• _Set problem_: Extract the full set of records that follows, word for word.

• _Material for this task_:
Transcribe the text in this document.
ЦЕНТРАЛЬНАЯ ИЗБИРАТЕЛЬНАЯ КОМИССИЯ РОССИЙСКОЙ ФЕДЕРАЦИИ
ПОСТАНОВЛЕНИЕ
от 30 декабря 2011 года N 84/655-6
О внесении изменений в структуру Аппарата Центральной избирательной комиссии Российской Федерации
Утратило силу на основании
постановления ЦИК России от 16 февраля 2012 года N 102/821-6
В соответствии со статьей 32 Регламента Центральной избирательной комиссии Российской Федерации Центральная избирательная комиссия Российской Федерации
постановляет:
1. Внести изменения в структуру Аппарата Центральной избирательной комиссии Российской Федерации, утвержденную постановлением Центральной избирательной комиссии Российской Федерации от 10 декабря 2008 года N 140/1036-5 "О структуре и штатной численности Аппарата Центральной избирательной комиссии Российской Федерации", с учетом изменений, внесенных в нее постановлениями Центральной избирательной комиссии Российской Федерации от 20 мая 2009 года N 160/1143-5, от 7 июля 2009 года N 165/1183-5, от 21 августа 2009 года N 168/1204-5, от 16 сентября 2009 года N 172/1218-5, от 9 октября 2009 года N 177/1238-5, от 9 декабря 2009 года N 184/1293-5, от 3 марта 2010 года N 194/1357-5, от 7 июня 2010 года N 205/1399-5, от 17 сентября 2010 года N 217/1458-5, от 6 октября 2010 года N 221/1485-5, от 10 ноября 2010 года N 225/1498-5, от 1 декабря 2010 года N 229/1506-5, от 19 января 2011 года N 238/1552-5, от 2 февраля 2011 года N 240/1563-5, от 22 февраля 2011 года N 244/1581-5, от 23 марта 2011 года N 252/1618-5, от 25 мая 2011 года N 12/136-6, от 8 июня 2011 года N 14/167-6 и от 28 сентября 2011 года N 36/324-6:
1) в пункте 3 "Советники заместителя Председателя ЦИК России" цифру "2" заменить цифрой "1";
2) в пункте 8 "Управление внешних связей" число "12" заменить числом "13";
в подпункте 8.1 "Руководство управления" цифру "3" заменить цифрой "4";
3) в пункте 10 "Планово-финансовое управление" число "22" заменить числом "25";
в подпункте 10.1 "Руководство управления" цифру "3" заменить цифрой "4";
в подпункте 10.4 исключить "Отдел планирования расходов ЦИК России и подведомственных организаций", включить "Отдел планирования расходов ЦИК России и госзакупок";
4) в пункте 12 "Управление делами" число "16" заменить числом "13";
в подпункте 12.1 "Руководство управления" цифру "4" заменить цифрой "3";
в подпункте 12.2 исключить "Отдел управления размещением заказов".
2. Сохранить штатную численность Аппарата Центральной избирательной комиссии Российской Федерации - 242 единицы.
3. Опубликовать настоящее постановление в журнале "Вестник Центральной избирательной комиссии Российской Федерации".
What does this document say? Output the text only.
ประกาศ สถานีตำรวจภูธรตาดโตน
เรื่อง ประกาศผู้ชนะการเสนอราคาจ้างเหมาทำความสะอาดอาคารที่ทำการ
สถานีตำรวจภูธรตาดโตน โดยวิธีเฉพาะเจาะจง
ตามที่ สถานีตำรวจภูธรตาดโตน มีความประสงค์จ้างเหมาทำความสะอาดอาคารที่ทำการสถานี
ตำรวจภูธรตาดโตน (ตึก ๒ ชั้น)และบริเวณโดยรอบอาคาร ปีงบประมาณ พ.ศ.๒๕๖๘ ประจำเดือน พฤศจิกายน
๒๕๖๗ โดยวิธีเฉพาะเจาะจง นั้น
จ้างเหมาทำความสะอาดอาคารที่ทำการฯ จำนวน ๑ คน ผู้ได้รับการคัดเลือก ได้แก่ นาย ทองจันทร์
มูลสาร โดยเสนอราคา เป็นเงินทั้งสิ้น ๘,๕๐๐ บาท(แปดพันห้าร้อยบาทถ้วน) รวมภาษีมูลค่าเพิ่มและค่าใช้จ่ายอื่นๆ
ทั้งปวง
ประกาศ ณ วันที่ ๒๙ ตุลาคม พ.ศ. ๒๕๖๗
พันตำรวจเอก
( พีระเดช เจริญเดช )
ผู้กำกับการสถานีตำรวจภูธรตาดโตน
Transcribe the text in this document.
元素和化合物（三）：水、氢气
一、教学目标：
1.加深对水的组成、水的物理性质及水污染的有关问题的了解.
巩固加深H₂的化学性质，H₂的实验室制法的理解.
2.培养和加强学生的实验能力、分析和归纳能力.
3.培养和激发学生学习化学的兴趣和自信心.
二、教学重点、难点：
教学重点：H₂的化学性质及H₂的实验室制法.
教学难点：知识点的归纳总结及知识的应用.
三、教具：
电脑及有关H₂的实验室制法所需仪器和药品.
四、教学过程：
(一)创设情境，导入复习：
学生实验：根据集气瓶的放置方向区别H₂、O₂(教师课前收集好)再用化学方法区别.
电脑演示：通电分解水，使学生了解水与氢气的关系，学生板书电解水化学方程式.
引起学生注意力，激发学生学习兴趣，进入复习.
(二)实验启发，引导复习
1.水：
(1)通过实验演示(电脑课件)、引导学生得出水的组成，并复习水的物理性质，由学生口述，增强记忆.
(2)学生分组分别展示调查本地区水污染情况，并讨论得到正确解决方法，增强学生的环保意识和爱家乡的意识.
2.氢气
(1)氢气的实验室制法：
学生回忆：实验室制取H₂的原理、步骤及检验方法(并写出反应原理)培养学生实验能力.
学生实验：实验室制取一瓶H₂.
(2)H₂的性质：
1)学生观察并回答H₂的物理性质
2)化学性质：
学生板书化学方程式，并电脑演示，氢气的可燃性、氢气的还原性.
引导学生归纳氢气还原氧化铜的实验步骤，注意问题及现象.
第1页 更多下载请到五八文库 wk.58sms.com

• _Final result_:
Transcribe the text in this document.
ЦЕНТРАЛЬНАЯ ИЗБИРАТЕЛЬНАЯ КОМИССИЯ РОССИЙСКОЙ ФЕДЕРАЦИИ
ПОСТАНОВЛЕНИЕ
от 30 декабря 2011 года N 84/655-6
О внесении изменений в структуру Аппарата Центральной избирательной комиссии Российской Федерации
Утратило силу на основании
постановления ЦИК России от 16 февраля 2012 года N 102/821-6
В соответствии со статьей 32 Регламента Центральной избирательной комиссии Российской Федерации Центральная избирательная комиссия Российской Федерации
постановляет:
1. Внести изменения в структуру Аппарата Центральной избирательной комиссии Российской Федерации, утвержденную постановлением Центральной избирательной комиссии Российской Федерации от 10 декабря 2008 года N 140/1036-5 "О структуре и штатной численности Аппарата Центральной избирательной комиссии Российской Федерации", с учетом изменений, внесенных в нее постановлениями Центральной избирательной комиссии Российской Федерации от 20 мая 2009 года N 160/1143-5, от 7 июля 2009 года N 165/1183-5, от 21 августа 2009 года N 168/1204-5, от 16 сентября 2009 года N 172/1218-5, от 9 октября 2009 года N 177/1238-5, от 9 декабря 2009 года N 184/1293-5, от 3 марта 2010 года N 194/1357-5, от 7 июня 2010 года N 205/1399-5, от 17 сентября 2010 года N 217/1458-5, от 6 октября 2010 года N 221/1485-5, от 10 ноября 2010 года N 225/1498-5, от 1 декабря 2010 года N 229/1506-5, от 19 января 2011 года N 238/1552-5, от 2 февраля 2011 года N 240/1563-5, от 22 февраля 2011 года N 244/1581-5, от 23 марта 2011 года N 252/1618-5, от 25 мая 2011 года N 12/136-6, от 8 июня 2011 года N 14/167-6 и от 28 сентября 2011 года N 36/324-6:
1) в пункте 3 "Советники заместителя Председателя ЦИК России" цифру "2" заменить цифрой "1";
2) в пункте 8 "Управление внешних связей" число "12" заменить числом "13";
в подпункте 8.1 "Руководство управления" цифру "3" заменить цифрой "4";
3) в пункте 10 "Планово-финансовое управление" число "22" заменить числом "25";
в подпункте 10.1 "Руководство управления" цифру "3" заменить цифрой "4";
в подпункте 10.4 исключить "Отдел планирования расходов ЦИК России и подведомственных организаций", включить "Отдел планирования расходов ЦИК России и госзакупок";
4) в пункте 12 "Управление делами" число "16" заменить числом "13";
в подпункте 12.1 "Руководство управления" цифру "4" заменить цифрой "3";
в подпункте 12.2 исключить "Отдел управления размещением заказов".
2. Сохранить штатную численность Аппарата Центральной избирательной комиссии Российской Федерации - 242 единицы.
3. Опубликовать настоящее постановление в журнале "Вестник Центральной избирательной комиссии Российской Федерации".
What does this document say? Output the text only.
ประกาศ สถานีตำรวจภูธรตาดโตน
เรื่อง ประกาศผู้ชนะการเสนอราคาจ้างเหมาทำความสะอาดอาคารที่ทำการ
สถานีตำรวจภูธรตาดโตน โดยวิธีเฉพาะเจาะจง
ตามที่ สถานีตำรวจภูธรตาดโตน มีความประสงค์จ้างเหมาทำความสะอาดอาคารที่ทำการสถานี
ตำรวจภูธรตาดโตน (ตึก ๒ ชั้น)และบริเวณโดยรอบอาคาร ปีงบประมาณ พ.ศ.๒๕๖๘ ประจำเดือน พฤศจิกายน
๒๕๖๗ โดยวิธีเฉพาะเจาะจง นั้น
จ้างเหมาทำความสะอาดอาคารที่ทำการฯ จำนวน ๑ คน ผู้ได้รับการคัดเลือก ได้แก่ นาย ทองจันทร์
มูลสาร โดยเสนอราคา เป็นเงินทั้งสิ้น ๘,๕๐๐ บาท(แปดพันห้าร้อยบาทถ้วน) รวมภาษีมูลค่าเพิ่มและค่าใช้จ่ายอื่นๆ
ทั้งปวง
ประกาศ ณ วันที่ ๒๙ ตุลาคม พ.ศ. ๒๕๖๗
พันตำรวจเอก
( พีระเดช เจริญเดช )
ผู้กำกับการสถานีตำรวจภูธรตาดโตน
Transcribe the text in this document.
元素和化合物（三）：水、氢气
一、教学目标：
1.加深对水的组成、水的物理性质及水污染的有关问题的了解.
巩固加深H₂的化学性质，H₂的实验室制法的理解.
2.培养和加强学生的实验能力、分析和归纳能力.
3.培养和激发学生学习化学的兴趣和自信心.
二、教学重点、难点：
教学重点：H₂的化学性质及H₂的实验室制法.
教学难点：知识点的归纳总结及知识的应用.
三、教具：
电脑及有关H₂的实验室制法所需仪器和药品.
四、教学过程：
(一)创设情境，导入复习：
学生实验：根据集气瓶的放置方向区别H₂、O₂(教师课前收集好)再用化学方法区别.
电脑演示：通电分解水，使学生了解水与氢气的关系，学生板书电解水化学方程式.
引起学生注意力，激发学生学习兴趣，进入复习.
(二)实验启发，引导复习
1.水：
(1)通过实验演示(电脑课件)、引导学生得出水的组成，并复习水的物理性质，由学生口述，增强记忆.
(2)学生分组分别展示调查本地区水污染情况，并讨论得到正确解决方法，增强学生的环保意识和爱家乡的意识.
2.氢气
(1)氢气的实验室制法：
学生回忆：实验室制取H₂的原理、步骤及检验方法(并写出反应原理)培养学生实验能力.
学生实验：实验室制取一瓶H₂.
(2)H₂的性质：
1)学生观察并回答H₂的物理性质
2)化学性质：
学生板书化学方程式，并电脑演示，氢气的可燃性、氢气的还原性.
引导学生归纳氢气还原氧化铜的实验步骤，注意问题及现象.
第1页 更多下载请到五八文库 wk.58sms.com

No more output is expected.